Decían que Tom Robinson había intentado huir, decían que había corrido, que le habían pedido que parara, y entonces se le había disparado con la intención de herirlo simplemente, pero el disparo falló y acabó con su vida. Aunque no se podría explicar por qué entonces encontraron 18 balas en su cuerpo.« Tenemos buenas probabilidades de ganar», le había dicho Atticus a Tom Robinson.« Que no se desanimara». Habían sido las últimas palabras. Pero él no contaba con que el veredicto final se
daría fuera de un juzgado. Ya cuando todo parecía volver a la normalidad y el juicio de un negro acusado de violación dejaba de ser noticia entre los habitantes de este pueblo, Scott y Jen, camino a casa tras una obra de teatro, se encontraron a Robert Ewell, el padre de la supuesta víctima. Este no había superado los rencores asiáticos. Aún sentía la vergüenza por la que este había hecho
pasar a toda su familia. Arremetió contra ambos niños. Fue Jen quien, procurando defender a Scott, salió gravemente golpeado y en un momento cayó inconsciente. Cuando Scott se dio cuenta de que estaba sola ante el agresor, sintió que alguien más ingresaba en escena. Todo fue muy rápido, pues cuando Scott levantó la vista, solo pudo ver a esta figura borrosa corriendo en dirección a su casa con Jen en brazos.

-- Tu tarea --
Según el fragmento sobre Tom Robinson, ¿cuántas balas encontraron en su cuerpo? Responde con una frase, por favor.

[Datos de análisis estructurado de páginas]

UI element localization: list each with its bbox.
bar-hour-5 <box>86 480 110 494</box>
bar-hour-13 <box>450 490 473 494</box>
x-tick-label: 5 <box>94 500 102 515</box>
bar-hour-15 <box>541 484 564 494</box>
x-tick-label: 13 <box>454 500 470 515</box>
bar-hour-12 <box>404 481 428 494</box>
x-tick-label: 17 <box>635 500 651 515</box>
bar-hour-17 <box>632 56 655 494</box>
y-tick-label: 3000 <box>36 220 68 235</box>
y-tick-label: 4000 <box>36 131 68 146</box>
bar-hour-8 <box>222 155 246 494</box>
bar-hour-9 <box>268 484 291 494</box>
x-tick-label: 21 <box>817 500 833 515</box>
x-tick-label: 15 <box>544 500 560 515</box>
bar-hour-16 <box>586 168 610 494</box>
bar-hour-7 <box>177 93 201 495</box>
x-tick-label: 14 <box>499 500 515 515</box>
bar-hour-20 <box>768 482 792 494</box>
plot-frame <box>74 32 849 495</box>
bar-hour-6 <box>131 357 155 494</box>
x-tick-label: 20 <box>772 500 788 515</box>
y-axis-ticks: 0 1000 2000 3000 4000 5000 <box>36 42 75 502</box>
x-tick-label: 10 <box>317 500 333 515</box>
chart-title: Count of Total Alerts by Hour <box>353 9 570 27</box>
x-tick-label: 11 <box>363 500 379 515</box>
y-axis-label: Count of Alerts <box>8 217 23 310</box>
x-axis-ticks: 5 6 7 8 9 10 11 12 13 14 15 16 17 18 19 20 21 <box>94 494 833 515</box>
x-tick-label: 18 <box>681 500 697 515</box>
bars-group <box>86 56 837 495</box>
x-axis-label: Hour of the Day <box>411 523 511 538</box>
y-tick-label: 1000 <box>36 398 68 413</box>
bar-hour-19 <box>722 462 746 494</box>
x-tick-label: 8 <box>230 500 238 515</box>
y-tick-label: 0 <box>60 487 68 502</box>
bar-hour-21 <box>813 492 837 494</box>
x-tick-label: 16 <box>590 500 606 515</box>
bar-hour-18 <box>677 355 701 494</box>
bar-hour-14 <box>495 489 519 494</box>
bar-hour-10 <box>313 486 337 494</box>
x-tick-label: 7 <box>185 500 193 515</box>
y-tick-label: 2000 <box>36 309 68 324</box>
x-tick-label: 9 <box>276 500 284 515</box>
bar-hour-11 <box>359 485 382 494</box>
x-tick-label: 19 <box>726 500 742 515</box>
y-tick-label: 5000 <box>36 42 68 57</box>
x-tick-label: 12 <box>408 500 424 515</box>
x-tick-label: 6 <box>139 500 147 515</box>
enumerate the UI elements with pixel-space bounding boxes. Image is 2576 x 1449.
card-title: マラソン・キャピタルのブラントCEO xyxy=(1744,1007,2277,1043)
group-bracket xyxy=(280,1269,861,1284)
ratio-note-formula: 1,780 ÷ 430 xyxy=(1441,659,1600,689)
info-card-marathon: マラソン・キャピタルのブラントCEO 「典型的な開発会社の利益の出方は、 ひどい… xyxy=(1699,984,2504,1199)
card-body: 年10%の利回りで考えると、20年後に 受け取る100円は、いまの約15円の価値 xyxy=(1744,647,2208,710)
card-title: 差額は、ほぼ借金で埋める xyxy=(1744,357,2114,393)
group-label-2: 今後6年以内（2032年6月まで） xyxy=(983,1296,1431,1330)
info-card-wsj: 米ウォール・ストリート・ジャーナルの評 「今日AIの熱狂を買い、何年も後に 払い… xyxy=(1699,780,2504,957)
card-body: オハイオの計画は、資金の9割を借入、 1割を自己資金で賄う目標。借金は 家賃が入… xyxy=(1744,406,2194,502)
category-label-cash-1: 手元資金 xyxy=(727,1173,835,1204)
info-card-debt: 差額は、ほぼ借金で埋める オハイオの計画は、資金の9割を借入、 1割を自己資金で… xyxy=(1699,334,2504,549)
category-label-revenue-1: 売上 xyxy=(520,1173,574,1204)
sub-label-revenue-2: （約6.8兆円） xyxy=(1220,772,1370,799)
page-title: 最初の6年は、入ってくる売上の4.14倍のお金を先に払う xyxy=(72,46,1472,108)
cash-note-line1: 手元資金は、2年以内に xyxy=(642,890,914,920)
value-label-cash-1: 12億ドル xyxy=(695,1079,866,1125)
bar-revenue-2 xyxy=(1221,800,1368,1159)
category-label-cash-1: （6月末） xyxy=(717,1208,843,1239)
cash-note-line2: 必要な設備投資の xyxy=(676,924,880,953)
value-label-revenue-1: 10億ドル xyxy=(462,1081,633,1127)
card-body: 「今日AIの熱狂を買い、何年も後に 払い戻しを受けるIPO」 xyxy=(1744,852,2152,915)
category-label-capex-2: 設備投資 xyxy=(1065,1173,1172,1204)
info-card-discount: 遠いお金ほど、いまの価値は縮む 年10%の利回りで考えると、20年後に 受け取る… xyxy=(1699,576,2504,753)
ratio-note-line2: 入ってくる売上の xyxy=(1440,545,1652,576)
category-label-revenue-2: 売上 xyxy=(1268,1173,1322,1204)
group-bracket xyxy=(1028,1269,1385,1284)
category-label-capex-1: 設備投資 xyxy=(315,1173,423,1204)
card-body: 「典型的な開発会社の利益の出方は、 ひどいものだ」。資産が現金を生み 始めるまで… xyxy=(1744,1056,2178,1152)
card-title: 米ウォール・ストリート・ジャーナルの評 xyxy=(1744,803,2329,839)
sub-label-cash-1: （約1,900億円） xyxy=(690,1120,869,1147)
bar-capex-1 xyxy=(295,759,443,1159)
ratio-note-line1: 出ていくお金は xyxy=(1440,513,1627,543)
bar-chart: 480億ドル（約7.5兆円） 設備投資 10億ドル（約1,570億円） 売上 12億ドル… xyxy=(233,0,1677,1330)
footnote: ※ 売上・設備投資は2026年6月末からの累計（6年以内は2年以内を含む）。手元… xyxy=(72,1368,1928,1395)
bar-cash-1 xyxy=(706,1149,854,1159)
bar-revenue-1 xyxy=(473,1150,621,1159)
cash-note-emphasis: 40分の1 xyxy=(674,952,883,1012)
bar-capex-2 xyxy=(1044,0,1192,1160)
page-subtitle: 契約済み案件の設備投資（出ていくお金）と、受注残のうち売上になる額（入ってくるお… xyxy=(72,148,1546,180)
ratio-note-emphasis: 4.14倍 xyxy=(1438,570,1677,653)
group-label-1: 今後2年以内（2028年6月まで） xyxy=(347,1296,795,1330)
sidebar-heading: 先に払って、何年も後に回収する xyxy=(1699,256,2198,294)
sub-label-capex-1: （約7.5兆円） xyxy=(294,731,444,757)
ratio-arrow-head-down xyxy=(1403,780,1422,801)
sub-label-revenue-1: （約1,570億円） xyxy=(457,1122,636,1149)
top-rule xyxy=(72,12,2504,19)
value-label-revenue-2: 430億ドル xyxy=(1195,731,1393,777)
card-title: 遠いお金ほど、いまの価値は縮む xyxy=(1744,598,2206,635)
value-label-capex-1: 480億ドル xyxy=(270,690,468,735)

-- Respuesta escrita --
Encontraron 18 balas en su cuerpo.